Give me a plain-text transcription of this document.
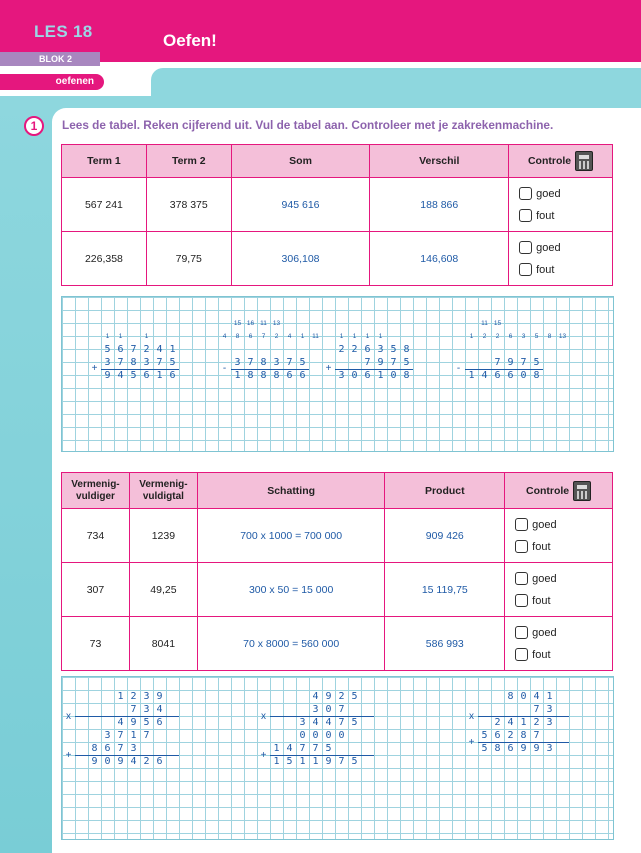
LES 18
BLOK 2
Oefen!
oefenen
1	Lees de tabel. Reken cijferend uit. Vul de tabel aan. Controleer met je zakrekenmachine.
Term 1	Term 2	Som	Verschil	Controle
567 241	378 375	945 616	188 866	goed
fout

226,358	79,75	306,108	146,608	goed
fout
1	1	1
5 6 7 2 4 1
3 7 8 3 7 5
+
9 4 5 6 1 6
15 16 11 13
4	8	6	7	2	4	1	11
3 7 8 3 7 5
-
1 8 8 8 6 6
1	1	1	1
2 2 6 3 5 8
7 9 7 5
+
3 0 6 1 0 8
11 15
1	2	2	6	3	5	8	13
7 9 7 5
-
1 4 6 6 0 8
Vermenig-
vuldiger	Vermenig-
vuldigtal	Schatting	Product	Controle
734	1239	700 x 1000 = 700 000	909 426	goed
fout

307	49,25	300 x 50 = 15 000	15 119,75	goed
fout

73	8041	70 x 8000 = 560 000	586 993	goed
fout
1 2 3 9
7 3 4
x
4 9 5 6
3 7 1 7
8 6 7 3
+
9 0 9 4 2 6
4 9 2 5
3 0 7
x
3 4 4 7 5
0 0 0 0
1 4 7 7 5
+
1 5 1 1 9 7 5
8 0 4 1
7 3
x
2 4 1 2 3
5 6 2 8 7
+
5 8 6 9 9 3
------------------------------------------------------------
## [The task]
Look through the listing above. Pick out each line with "goed" and copy it.

## [Right answer]
567 241	378 375	945 616	188 866	goed
226,358	79,75	306,108	146,608	goed
734	1239	700 x 1000 = 700 000	909 426	goed
307	49,25	300 x 50 = 15 000	15 119,75	goed
73	8041	70 x 8000 = 560 000	586 993	goed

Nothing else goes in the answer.